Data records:
▽
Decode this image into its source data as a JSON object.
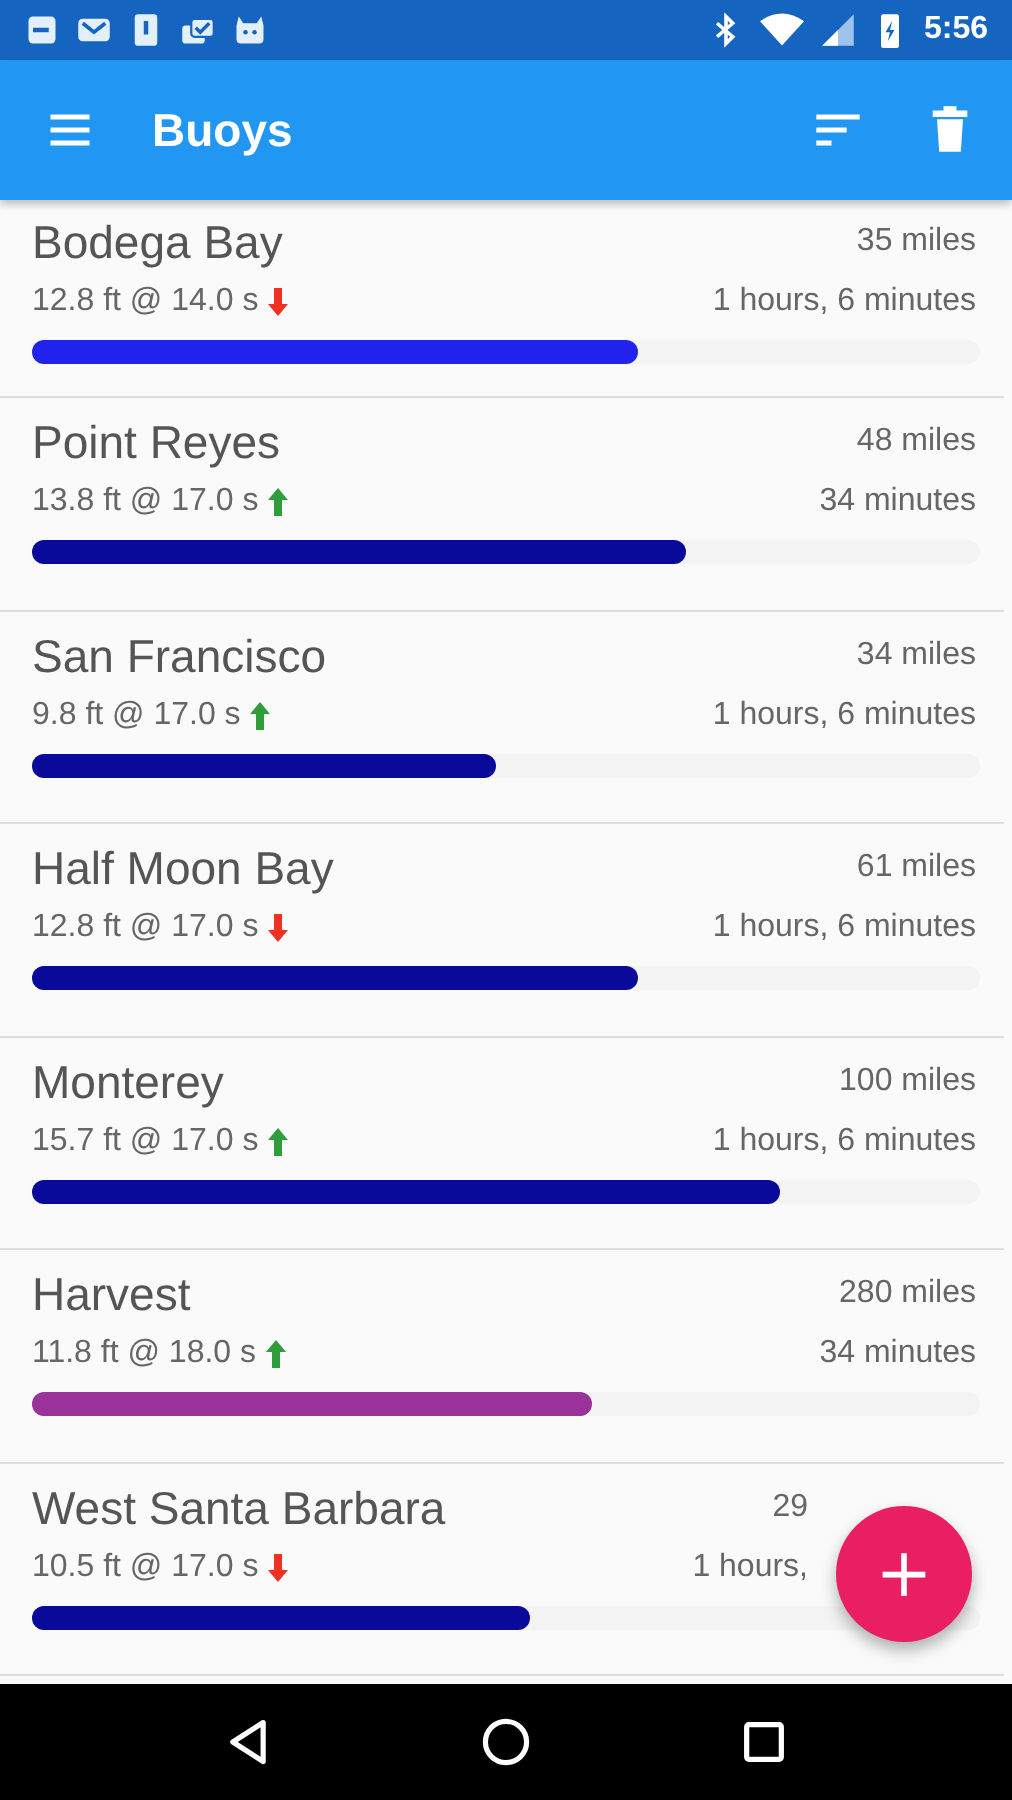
{
  "status_bar": {
    "time": "5:56"
  },
  "app_bar": {
    "title": "Buoys"
  },
  "buoys": [
    {
      "name": "Bodega Bay",
      "swell": "12.8 ft @ 14.0 s",
      "rising": false,
      "distance": "35 miles",
      "eta": "1 hours, 6 minutes",
      "level": 0.64,
      "color": "#2222ee"
    },
    {
      "name": "Point Reyes",
      "swell": "13.8 ft @ 17.0 s",
      "rising": true,
      "distance": "48 miles",
      "eta": "34 minutes",
      "level": 0.69,
      "color": "#0a0a9a"
    },
    {
      "name": "San Francisco",
      "swell": "9.8 ft @ 17.0 s",
      "rising": true,
      "distance": "34 miles",
      "eta": "1 hours, 6 minutes",
      "level": 0.49,
      "color": "#0a0a9a"
    },
    {
      "name": "Half Moon Bay",
      "swell": "12.8 ft @ 17.0 s",
      "rising": false,
      "distance": "61 miles",
      "eta": "1 hours, 6 minutes",
      "level": 0.64,
      "color": "#0a0a9a"
    },
    {
      "name": "Monterey",
      "swell": "15.7 ft @ 17.0 s",
      "rising": true,
      "distance": "100 miles",
      "eta": "1 hours, 6 minutes",
      "level": 0.79,
      "color": "#0a0a9a"
    },
    {
      "name": "Harvest",
      "swell": "11.8 ft @ 18.0 s",
      "rising": true,
      "distance": "280 miles",
      "eta": "34 minutes",
      "level": 0.59,
      "color": "#993399"
    },
    {
      "name": "West Santa Barbara",
      "swell": "10.5 ft @ 17.0 s",
      "rising": false,
      "distance": "29",
      "eta": "1 hours,",
      "level": 0.525,
      "color": "#0a0a9a"
    }
  ],
  "fab": {
    "label": "+"
  }
}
△
Identify every line holding the word "name" and copy it out.

RESPONSE TO THE EXERCISE:
      "name": "Bodega Bay",
      "name": "Point Reyes",
      "name": "San Francisco",
      "name": "Half Moon Bay",
      "name": "Monterey",
      "name": "Harvest",
      "name": "West Santa Barbara",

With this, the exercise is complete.